* DATA PROVIDED:

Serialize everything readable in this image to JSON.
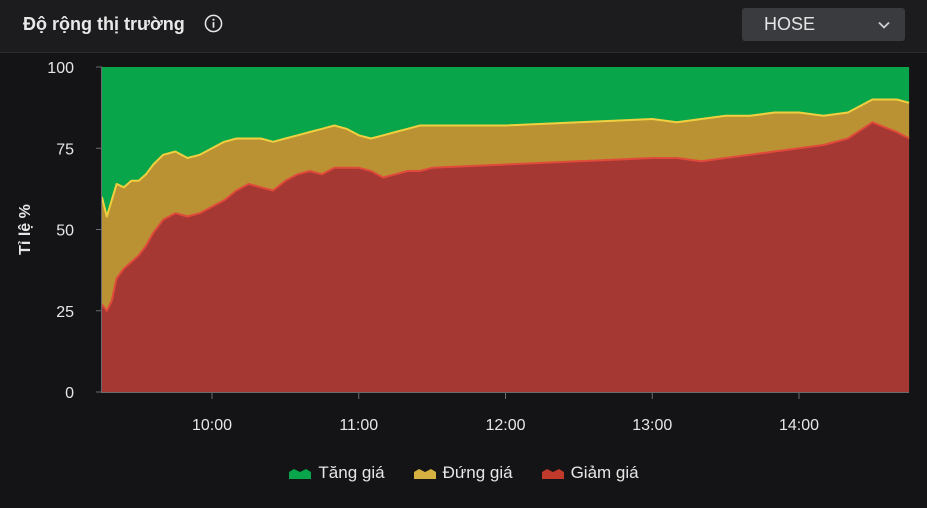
{
  "header": {
    "title": "Độ rộng thị trường",
    "info_icon": "info-icon",
    "exchange": {
      "selected": "HOSE",
      "icon": "chevron-down-icon"
    }
  },
  "colors": {
    "up": "#08a54a",
    "flat": "#bb9233",
    "down": "#a53833",
    "up_line": "#20c060",
    "flat_line": "#f0d040",
    "down_line": "#e04a3a"
  },
  "chart_data": {
    "type": "area",
    "stacked": true,
    "title": "",
    "xlabel": "",
    "ylabel": "Tỉ lệ %",
    "ylim": [
      0,
      100
    ],
    "yticks": [
      0,
      25,
      50,
      75,
      100
    ],
    "xticks": [
      "10:00",
      "11:00",
      "12:00",
      "13:00",
      "14:00"
    ],
    "x": [
      "09:15",
      "09:17",
      "09:19",
      "09:21",
      "09:24",
      "09:27",
      "09:30",
      "09:33",
      "09:36",
      "09:40",
      "09:45",
      "09:50",
      "09:55",
      "10:00",
      "10:05",
      "10:10",
      "10:15",
      "10:20",
      "10:25",
      "10:30",
      "10:35",
      "10:40",
      "10:45",
      "10:50",
      "10:55",
      "11:00",
      "11:05",
      "11:10",
      "11:15",
      "11:20",
      "11:25",
      "11:30",
      "12:00",
      "12:30",
      "13:00",
      "13:10",
      "13:20",
      "13:30",
      "13:40",
      "13:50",
      "14:00",
      "14:10",
      "14:20",
      "14:30",
      "14:40",
      "14:45"
    ],
    "series": [
      {
        "name": "Giảm giá",
        "values": [
          27,
          25,
          28,
          35,
          38,
          40,
          42,
          45,
          49,
          53,
          55,
          54,
          55,
          57,
          59,
          62,
          64,
          63,
          62,
          65,
          67,
          68,
          67,
          69,
          69,
          69,
          68,
          66,
          67,
          68,
          68,
          69,
          70,
          71,
          72,
          72,
          71,
          72,
          73,
          74,
          75,
          76,
          78,
          83,
          80,
          78
        ]
      },
      {
        "name": "Đứng giá",
        "values": [
          60,
          54,
          59,
          64,
          63,
          65,
          65,
          67,
          70,
          73,
          74,
          72,
          73,
          75,
          77,
          78,
          78,
          78,
          77,
          78,
          79,
          80,
          81,
          82,
          81,
          79,
          78,
          79,
          80,
          81,
          82,
          82,
          82,
          83,
          84,
          83,
          84,
          85,
          85,
          86,
          86,
          85,
          86,
          90,
          90,
          89
        ]
      },
      {
        "name": "Tăng giá",
        "values": [
          100,
          100,
          100,
          100,
          100,
          100,
          100,
          100,
          100,
          100,
          100,
          100,
          100,
          100,
          100,
          100,
          100,
          100,
          100,
          100,
          100,
          100,
          100,
          100,
          100,
          100,
          100,
          100,
          100,
          100,
          100,
          100,
          100,
          100,
          100,
          100,
          100,
          100,
          100,
          100,
          100,
          100,
          100,
          100,
          100,
          100
        ]
      }
    ],
    "legend": {
      "position": "bottom",
      "items": [
        {
          "name": "Tăng giá",
          "color": "#08a54a"
        },
        {
          "name": "Đứng giá",
          "color": "#d4b040"
        },
        {
          "name": "Giảm giá",
          "color": "#c0392b"
        }
      ]
    },
    "grid": false
  }
}
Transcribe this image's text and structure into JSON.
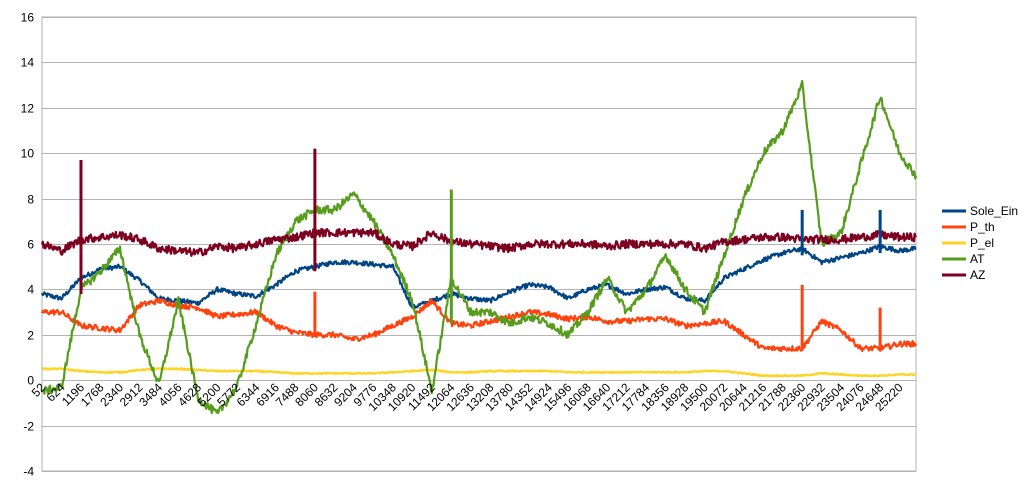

* REQUIRED WORK:
Write out the records above exactly as they stand, leaving out every picture.

* THE REPLY:
Serialize everything readable in this image to JSON.
{
  "header": {
    "title": "Độ rộng thị trường",
    "info_icon": "info-icon",
    "exchange": {
      "selected": "HOSE",
      "icon": "chevron-down-icon"
    }
  },
  "colors": {
    "up": "#08a54a",
    "flat": "#bb9233",
    "down": "#a53833",
    "up_line": "#20c060",
    "flat_line": "#f0d040",
    "down_line": "#e04a3a"
  },
  "chart_data": {
    "type": "area",
    "stacked": true,
    "title": "",
    "xlabel": "",
    "ylabel": "Tỉ lệ %",
    "ylim": [
      0,
      100
    ],
    "yticks": [
      0,
      25,
      50,
      75,
      100
    ],
    "xticks": [
      "10:00",
      "11:00",
      "12:00",
      "13:00",
      "14:00"
    ],
    "x": [
      "09:15",
      "09:17",
      "09:19",
      "09:21",
      "09:24",
      "09:27",
      "09:30",
      "09:33",
      "09:36",
      "09:40",
      "09:45",
      "09:50",
      "09:55",
      "10:00",
      "10:05",
      "10:10",
      "10:15",
      "10:20",
      "10:25",
      "10:30",
      "10:35",
      "10:40",
      "10:45",
      "10:50",
      "10:55",
      "11:00",
      "11:05",
      "11:10",
      "11:15",
      "11:20",
      "11:25",
      "11:30",
      "12:00",
      "12:30",
      "13:00",
      "13:10",
      "13:20",
      "13:30",
      "13:40",
      "13:50",
      "14:00",
      "14:10",
      "14:20",
      "14:30",
      "14:40",
      "14:45"
    ],
    "series": [
      {
        "name": "Giảm giá",
        "values": [
          27,
          25,
          28,
          35,
          38,
          40,
          42,
          45,
          49,
          53,
          55,
          54,
          55,
          57,
          59,
          62,
          64,
          63,
          62,
          65,
          67,
          68,
          67,
          69,
          69,
          69,
          68,
          66,
          67,
          68,
          68,
          69,
          70,
          71,
          72,
          72,
          71,
          72,
          73,
          74,
          75,
          76,
          78,
          83,
          80,
          78
        ]
      },
      {
        "name": "Đứng giá",
        "values": [
          60,
          54,
          59,
          64,
          63,
          65,
          65,
          67,
          70,
          73,
          74,
          72,
          73,
          75,
          77,
          78,
          78,
          78,
          77,
          78,
          79,
          80,
          81,
          82,
          81,
          79,
          78,
          79,
          80,
          81,
          82,
          82,
          82,
          83,
          84,
          83,
          84,
          85,
          85,
          86,
          86,
          85,
          86,
          90,
          90,
          89
        ]
      },
      {
        "name": "Tăng giá",
        "values": [
          100,
          100,
          100,
          100,
          100,
          100,
          100,
          100,
          100,
          100,
          100,
          100,
          100,
          100,
          100,
          100,
          100,
          100,
          100,
          100,
          100,
          100,
          100,
          100,
          100,
          100,
          100,
          100,
          100,
          100,
          100,
          100,
          100,
          100,
          100,
          100,
          100,
          100,
          100,
          100,
          100,
          100,
          100,
          100,
          100,
          100
        ]
      }
    ],
    "legend": {
      "position": "bottom",
      "items": [
        {
          "name": "Tăng giá",
          "color": "#08a54a"
        },
        {
          "name": "Đứng giá",
          "color": "#d4b040"
        },
        {
          "name": "Giảm giá",
          "color": "#c0392b"
        }
      ]
    },
    "grid": false
  }
}
Transcribe this image's text and structure into JSON.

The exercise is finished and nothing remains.